Data listing
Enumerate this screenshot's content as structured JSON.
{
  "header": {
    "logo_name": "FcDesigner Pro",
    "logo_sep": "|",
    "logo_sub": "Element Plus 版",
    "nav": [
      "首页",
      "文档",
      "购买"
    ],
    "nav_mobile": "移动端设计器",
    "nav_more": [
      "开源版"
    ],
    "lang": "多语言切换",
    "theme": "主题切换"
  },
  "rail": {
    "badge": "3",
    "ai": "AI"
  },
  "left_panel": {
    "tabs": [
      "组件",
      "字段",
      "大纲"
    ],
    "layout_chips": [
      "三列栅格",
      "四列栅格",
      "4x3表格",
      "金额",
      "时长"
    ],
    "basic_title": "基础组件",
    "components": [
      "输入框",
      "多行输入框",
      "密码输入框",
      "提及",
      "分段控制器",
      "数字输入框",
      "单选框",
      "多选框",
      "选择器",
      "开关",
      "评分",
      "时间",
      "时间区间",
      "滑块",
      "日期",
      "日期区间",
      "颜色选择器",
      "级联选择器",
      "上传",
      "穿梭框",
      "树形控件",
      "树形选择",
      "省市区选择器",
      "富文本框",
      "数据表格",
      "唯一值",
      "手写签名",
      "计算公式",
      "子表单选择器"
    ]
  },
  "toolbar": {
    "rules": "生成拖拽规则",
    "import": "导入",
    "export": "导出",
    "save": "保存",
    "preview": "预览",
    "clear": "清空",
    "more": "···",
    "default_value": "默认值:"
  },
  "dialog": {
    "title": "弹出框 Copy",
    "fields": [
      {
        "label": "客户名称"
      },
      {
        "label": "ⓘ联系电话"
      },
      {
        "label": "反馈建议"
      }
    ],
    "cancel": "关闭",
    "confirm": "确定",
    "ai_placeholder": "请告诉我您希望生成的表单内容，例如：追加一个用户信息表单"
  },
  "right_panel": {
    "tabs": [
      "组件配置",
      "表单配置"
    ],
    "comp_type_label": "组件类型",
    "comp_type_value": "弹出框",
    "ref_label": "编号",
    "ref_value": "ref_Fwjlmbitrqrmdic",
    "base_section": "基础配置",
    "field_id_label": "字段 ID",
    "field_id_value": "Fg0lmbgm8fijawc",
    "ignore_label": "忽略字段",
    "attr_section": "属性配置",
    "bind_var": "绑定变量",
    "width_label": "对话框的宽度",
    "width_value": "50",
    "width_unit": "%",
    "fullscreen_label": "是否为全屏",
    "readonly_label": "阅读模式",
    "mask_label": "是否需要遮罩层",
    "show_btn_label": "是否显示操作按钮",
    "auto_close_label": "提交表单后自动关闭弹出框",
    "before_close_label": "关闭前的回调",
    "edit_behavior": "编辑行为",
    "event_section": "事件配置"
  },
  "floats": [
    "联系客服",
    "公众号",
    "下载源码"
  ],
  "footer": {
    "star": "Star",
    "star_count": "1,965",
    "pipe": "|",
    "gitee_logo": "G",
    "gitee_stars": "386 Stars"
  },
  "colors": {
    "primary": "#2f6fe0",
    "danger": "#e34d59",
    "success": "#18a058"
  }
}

Stated goal
Write out the records shown above, exactly as they appear.

Exercise result
Enumerate this screenshot's content as structured JSON.
{
  "header": {
    "logo_name": "FcDesigner Pro",
    "logo_sep": "|",
    "logo_sub": "Element Plus 版",
    "nav": [
      "首页",
      "文档",
      "购买"
    ],
    "nav_mobile": "移动端设计器",
    "nav_more": [
      "开源版"
    ],
    "lang": "多语言切换",
    "theme": "主题切换"
  },
  "rail": {
    "badge": "3",
    "ai": "AI"
  },
  "left_panel": {
    "tabs": [
      "组件",
      "字段",
      "大纲"
    ],
    "layout_chips": [
      "三列栅格",
      "四列栅格",
      "4x3表格",
      "金额",
      "时长"
    ],
    "basic_title": "基础组件",
    "components": [
      "输入框",
      "多行输入框",
      "密码输入框",
      "提及",
      "分段控制器",
      "数字输入框",
      "单选框",
      "多选框",
      "选择器",
      "开关",
      "评分",
      "时间",
      "时间区间",
      "滑块",
      "日期",
      "日期区间",
      "颜色选择器",
      "级联选择器",
      "上传",
      "穿梭框",
      "树形控件",
      "树形选择",
      "省市区选择器",
      "富文本框",
      "数据表格",
      "唯一值",
      "手写签名",
      "计算公式",
      "子表单选择器"
    ]
  },
  "toolbar": {
    "rules": "生成拖拽规则",
    "import": "导入",
    "export": "导出",
    "save": "保存",
    "preview": "预览",
    "clear": "清空",
    "more": "···",
    "default_value": "默认值:"
  },
  "dialog": {
    "title": "弹出框 Copy",
    "fields": [
      {
        "label": "客户名称"
      },
      {
        "label": "ⓘ联系电话"
      },
      {
        "label": "反馈建议"
      }
    ],
    "cancel": "关闭",
    "confirm": "确定",
    "ai_placeholder": "请告诉我您希望生成的表单内容，例如：追加一个用户信息表单"
  },
  "right_panel": {
    "tabs": [
      "组件配置",
      "表单配置"
    ],
    "comp_type_label": "组件类型",
    "comp_type_value": "弹出框",
    "ref_label": "编号",
    "ref_value": "ref_Fwjlmbitrqrmdic",
    "base_section": "基础配置",
    "field_id_label": "字段 ID",
    "field_id_value": "Fg0lmbgm8fijawc",
    "ignore_label": "忽略字段",
    "attr_section": "属性配置",
    "bind_var": "绑定变量",
    "width_label": "对话框的宽度",
    "width_value": "50",
    "width_unit": "%",
    "fullscreen_label": "是否为全屏",
    "readonly_label": "阅读模式",
    "mask_label": "是否需要遮罩层",
    "show_btn_label": "是否显示操作按钮",
    "auto_close_label": "提交表单后自动关闭弹出框",
    "before_close_label": "关闭前的回调",
    "edit_behavior": "编辑行为",
    "event_section": "事件配置"
  },
  "floats": [
    "联系客服",
    "公众号",
    "下载源码"
  ],
  "footer": {
    "star": "Star",
    "star_count": "1,965",
    "pipe": "|",
    "gitee_logo": "G",
    "gitee_stars": "386 Stars"
  },
  "colors": {
    "primary": "#2f6fe0",
    "danger": "#e34d59",
    "success": "#18a058"
  }
}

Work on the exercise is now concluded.